● **Do this**
Each record below is to be copied word for word, with pictures removed.

(Figure data in JSON)
* * *

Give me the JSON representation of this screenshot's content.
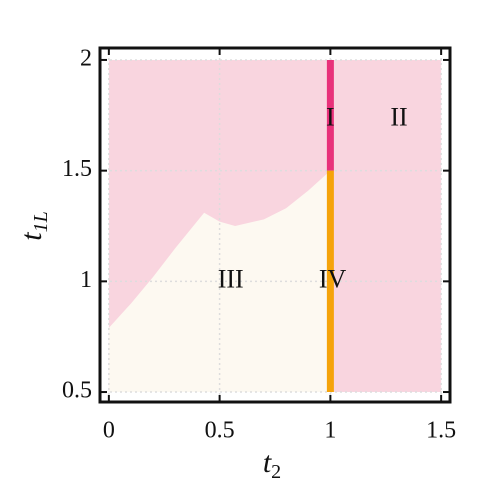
{
  "chart_data": {
    "type": "phase",
    "xlabel": "t",
    "xlabel_sub": "2",
    "ylabel": "t",
    "ylabel_sub": "1L",
    "xlim": [
      -0.04,
      1.54
    ],
    "ylim": [
      0.455,
      2.054
    ],
    "xticks": [
      0,
      0.5,
      1,
      1.5
    ],
    "yticks": [
      0.5,
      1,
      1.5,
      2
    ],
    "grid": true,
    "regions": [
      {
        "color": "#f9d5df",
        "x": [
          0,
          1.5,
          1.5,
          0
        ],
        "y": [
          0.5,
          0.5,
          2,
          2
        ]
      },
      {
        "color": "#fdf9f1",
        "x": [
          0,
          0.1,
          0.2,
          0.3,
          0.43,
          0.5,
          0.57,
          0.7,
          0.8,
          0.9,
          1,
          1,
          0
        ],
        "y": [
          0.79,
          0.9,
          1.02,
          1.15,
          1.31,
          1.27,
          1.25,
          1.28,
          1.33,
          1.41,
          1.5,
          0.5,
          0.5
        ]
      }
    ],
    "lines": [
      {
        "color": "#e8317a",
        "x": [
          1,
          1
        ],
        "y": [
          1.5,
          2
        ]
      },
      {
        "color": "#f5a30a",
        "x": [
          1,
          1
        ],
        "y": [
          0.5,
          1.5
        ]
      }
    ],
    "annotations": [
      {
        "text": "I",
        "x": 1,
        "y": 1.73
      },
      {
        "text": "II",
        "x": 1.31,
        "y": 1.73
      },
      {
        "text": "III",
        "x": 0.55,
        "y": 1.0
      },
      {
        "text": "IV",
        "x": 1.01,
        "y": 1.0
      }
    ]
  }
}
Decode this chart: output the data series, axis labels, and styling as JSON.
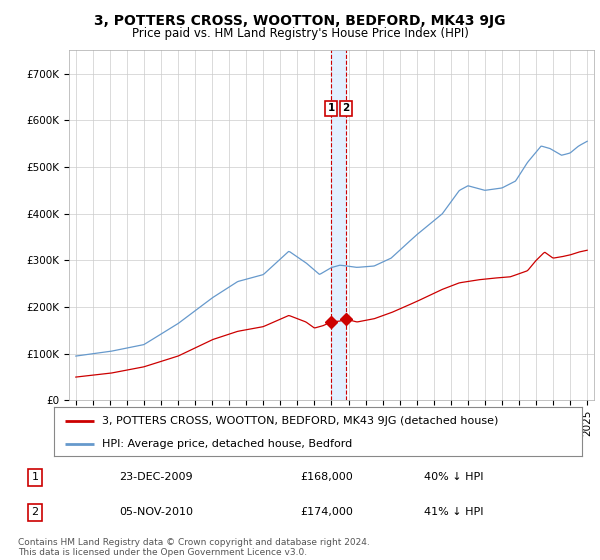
{
  "title": "3, POTTERS CROSS, WOOTTON, BEDFORD, MK43 9JG",
  "subtitle": "Price paid vs. HM Land Registry's House Price Index (HPI)",
  "ylim": [
    0,
    750000
  ],
  "yticks": [
    0,
    100000,
    200000,
    300000,
    400000,
    500000,
    600000,
    700000
  ],
  "ytick_labels": [
    "£0",
    "£100K",
    "£200K",
    "£300K",
    "£400K",
    "£500K",
    "£600K",
    "£700K"
  ],
  "hpi_color": "#6699cc",
  "price_color": "#cc0000",
  "marker_color": "#cc0000",
  "vline_color": "#cc0000",
  "vband_color": "#ddeeff",
  "grid_color": "#cccccc",
  "bg_color": "#ffffff",
  "legend_label_price": "3, POTTERS CROSS, WOOTTON, BEDFORD, MK43 9JG (detached house)",
  "legend_label_hpi": "HPI: Average price, detached house, Bedford",
  "transaction1_date": "23-DEC-2009",
  "transaction1_price": "£168,000",
  "transaction1_hpi": "40% ↓ HPI",
  "transaction1_year": 2009.97,
  "transaction2_date": "05-NOV-2010",
  "transaction2_price": "£174,000",
  "transaction2_hpi": "41% ↓ HPI",
  "transaction2_year": 2010.85,
  "footnote": "Contains HM Land Registry data © Crown copyright and database right 2024.\nThis data is licensed under the Open Government Licence v3.0.",
  "title_fontsize": 10,
  "subtitle_fontsize": 8.5,
  "tick_fontsize": 7.5,
  "legend_fontsize": 8,
  "footnote_fontsize": 6.5,
  "table_fontsize": 8
}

* * *

● **Task answer**
Give me the JSON representation of this screenshot's content.
{
  "chart_data": {
    "type": "phase",
    "xlabel": "t",
    "xlabel_sub": "2",
    "ylabel": "t",
    "ylabel_sub": "1L",
    "xlim": [
      -0.04,
      1.54
    ],
    "ylim": [
      0.455,
      2.054
    ],
    "xticks": [
      0,
      0.5,
      1,
      1.5
    ],
    "yticks": [
      0.5,
      1,
      1.5,
      2
    ],
    "grid": true,
    "regions": [
      {
        "color": "#f9d5df",
        "x": [
          0,
          1.5,
          1.5,
          0
        ],
        "y": [
          0.5,
          0.5,
          2,
          2
        ]
      },
      {
        "color": "#fdf9f1",
        "x": [
          0,
          0.1,
          0.2,
          0.3,
          0.43,
          0.5,
          0.57,
          0.7,
          0.8,
          0.9,
          1,
          1,
          0
        ],
        "y": [
          0.79,
          0.9,
          1.02,
          1.15,
          1.31,
          1.27,
          1.25,
          1.28,
          1.33,
          1.41,
          1.5,
          0.5,
          0.5
        ]
      }
    ],
    "lines": [
      {
        "color": "#e8317a",
        "x": [
          1,
          1
        ],
        "y": [
          1.5,
          2
        ]
      },
      {
        "color": "#f5a30a",
        "x": [
          1,
          1
        ],
        "y": [
          0.5,
          1.5
        ]
      }
    ],
    "annotations": [
      {
        "text": "I",
        "x": 1,
        "y": 1.73
      },
      {
        "text": "II",
        "x": 1.31,
        "y": 1.73
      },
      {
        "text": "III",
        "x": 0.55,
        "y": 1.0
      },
      {
        "text": "IV",
        "x": 1.01,
        "y": 1.0
      }
    ]
  }
}
Decode this chart: output the data series, axis labels, and styling as JSON.
{
  "title": "3, POTTERS CROSS, WOOTTON, BEDFORD, MK43 9JG",
  "subtitle": "Price paid vs. HM Land Registry's House Price Index (HPI)",
  "ylim": [
    0,
    750000
  ],
  "yticks": [
    0,
    100000,
    200000,
    300000,
    400000,
    500000,
    600000,
    700000
  ],
  "ytick_labels": [
    "£0",
    "£100K",
    "£200K",
    "£300K",
    "£400K",
    "£500K",
    "£600K",
    "£700K"
  ],
  "hpi_color": "#6699cc",
  "price_color": "#cc0000",
  "marker_color": "#cc0000",
  "vline_color": "#cc0000",
  "vband_color": "#ddeeff",
  "grid_color": "#cccccc",
  "bg_color": "#ffffff",
  "legend_label_price": "3, POTTERS CROSS, WOOTTON, BEDFORD, MK43 9JG (detached house)",
  "legend_label_hpi": "HPI: Average price, detached house, Bedford",
  "transaction1_date": "23-DEC-2009",
  "transaction1_price": "£168,000",
  "transaction1_hpi": "40% ↓ HPI",
  "transaction1_year": 2009.97,
  "transaction2_date": "05-NOV-2010",
  "transaction2_price": "£174,000",
  "transaction2_hpi": "41% ↓ HPI",
  "transaction2_year": 2010.85,
  "footnote": "Contains HM Land Registry data © Crown copyright and database right 2024.\nThis data is licensed under the Open Government Licence v3.0.",
  "title_fontsize": 10,
  "subtitle_fontsize": 8.5,
  "tick_fontsize": 7.5,
  "legend_fontsize": 8,
  "footnote_fontsize": 6.5,
  "table_fontsize": 8
}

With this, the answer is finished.